Given records:
------------------------------------

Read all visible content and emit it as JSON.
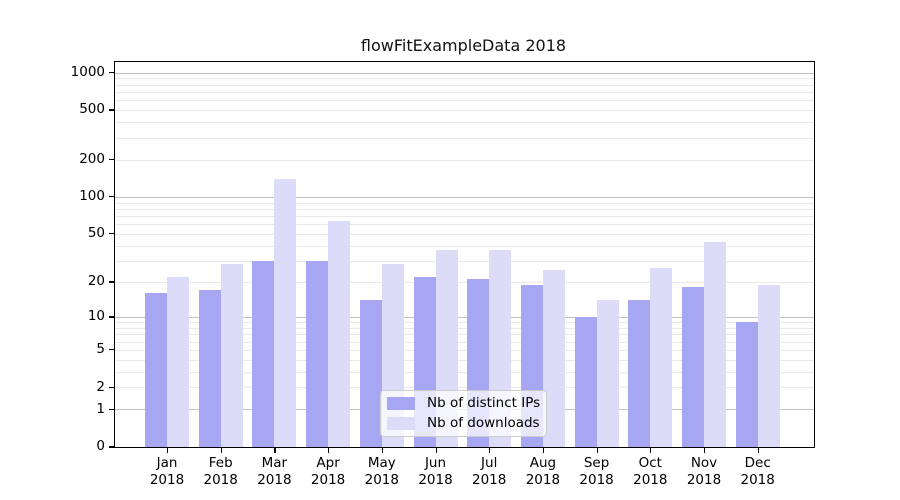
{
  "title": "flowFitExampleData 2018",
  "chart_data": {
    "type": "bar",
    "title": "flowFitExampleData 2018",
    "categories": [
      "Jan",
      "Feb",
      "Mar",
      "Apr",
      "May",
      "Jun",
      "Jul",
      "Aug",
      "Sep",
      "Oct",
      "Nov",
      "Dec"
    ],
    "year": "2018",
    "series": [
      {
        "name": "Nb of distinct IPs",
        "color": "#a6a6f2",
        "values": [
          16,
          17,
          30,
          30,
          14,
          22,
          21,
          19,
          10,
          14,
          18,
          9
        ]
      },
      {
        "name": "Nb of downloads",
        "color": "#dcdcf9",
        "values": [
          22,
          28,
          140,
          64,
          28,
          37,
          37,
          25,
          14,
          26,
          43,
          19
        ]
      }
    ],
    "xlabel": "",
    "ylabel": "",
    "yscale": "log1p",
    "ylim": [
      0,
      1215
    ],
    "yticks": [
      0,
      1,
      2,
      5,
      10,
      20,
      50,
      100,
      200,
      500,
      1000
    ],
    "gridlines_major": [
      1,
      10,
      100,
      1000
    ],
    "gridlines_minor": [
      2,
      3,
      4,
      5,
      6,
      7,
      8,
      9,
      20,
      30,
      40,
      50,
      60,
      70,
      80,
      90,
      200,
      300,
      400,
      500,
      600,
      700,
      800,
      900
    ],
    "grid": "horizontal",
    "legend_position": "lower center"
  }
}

------------------------------------

Description of the task: Select and copy every line of the material that holds the string "flowFitExampleData".

Finished task:
  "title": "flowFitExampleData 2018",
    "title": "flowFitExampleData 2018",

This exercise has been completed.